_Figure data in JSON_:
## BEGIN
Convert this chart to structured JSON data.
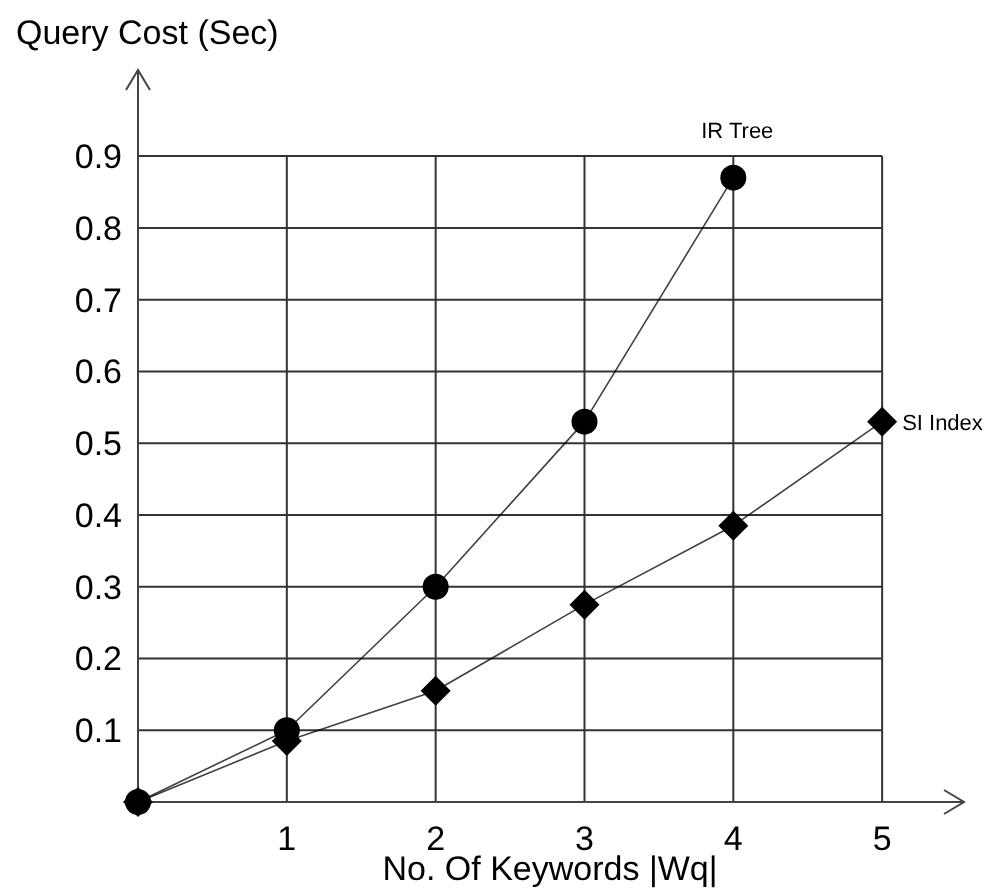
{
  "chart_data": {
    "type": "line",
    "xlabel": "No. Of Keywords |Wq|",
    "ylabel": "Query Cost (Sec)",
    "xlim": [
      0,
      5.55
    ],
    "ylim": [
      0,
      1.02
    ],
    "xticks": [
      1,
      2,
      3,
      4,
      5
    ],
    "yticks": [
      0.1,
      0.2,
      0.3,
      0.4,
      0.5,
      0.6,
      0.7,
      0.8,
      0.9
    ],
    "grid": true,
    "series": [
      {
        "name": "IR Tree",
        "color": "#000000",
        "marker": "circle",
        "x": [
          0,
          1,
          2,
          3,
          4
        ],
        "values": [
          0,
          0.1,
          0.3,
          0.53,
          0.87
        ]
      },
      {
        "name": "SI Index",
        "color": "#000000",
        "marker": "diamond",
        "x": [
          0,
          1,
          2,
          3,
          4,
          5
        ],
        "values": [
          0,
          0.085,
          0.155,
          0.275,
          0.385,
          0.53
        ]
      }
    ]
  }
}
## END
_Stated task_: Write the records above out again exactly, with no pictures in your copy.

_Solution to this task_:
Convert this chart to structured JSON data.
{
  "chart_data": {
    "type": "line",
    "xlabel": "No. Of Keywords |Wq|",
    "ylabel": "Query Cost (Sec)",
    "xlim": [
      0,
      5.55
    ],
    "ylim": [
      0,
      1.02
    ],
    "xticks": [
      1,
      2,
      3,
      4,
      5
    ],
    "yticks": [
      0.1,
      0.2,
      0.3,
      0.4,
      0.5,
      0.6,
      0.7,
      0.8,
      0.9
    ],
    "grid": true,
    "series": [
      {
        "name": "IR Tree",
        "color": "#000000",
        "marker": "circle",
        "x": [
          0,
          1,
          2,
          3,
          4
        ],
        "values": [
          0,
          0.1,
          0.3,
          0.53,
          0.87
        ]
      },
      {
        "name": "SI Index",
        "color": "#000000",
        "marker": "diamond",
        "x": [
          0,
          1,
          2,
          3,
          4,
          5
        ],
        "values": [
          0,
          0.085,
          0.155,
          0.275,
          0.385,
          0.53
        ]
      }
    ]
  }
}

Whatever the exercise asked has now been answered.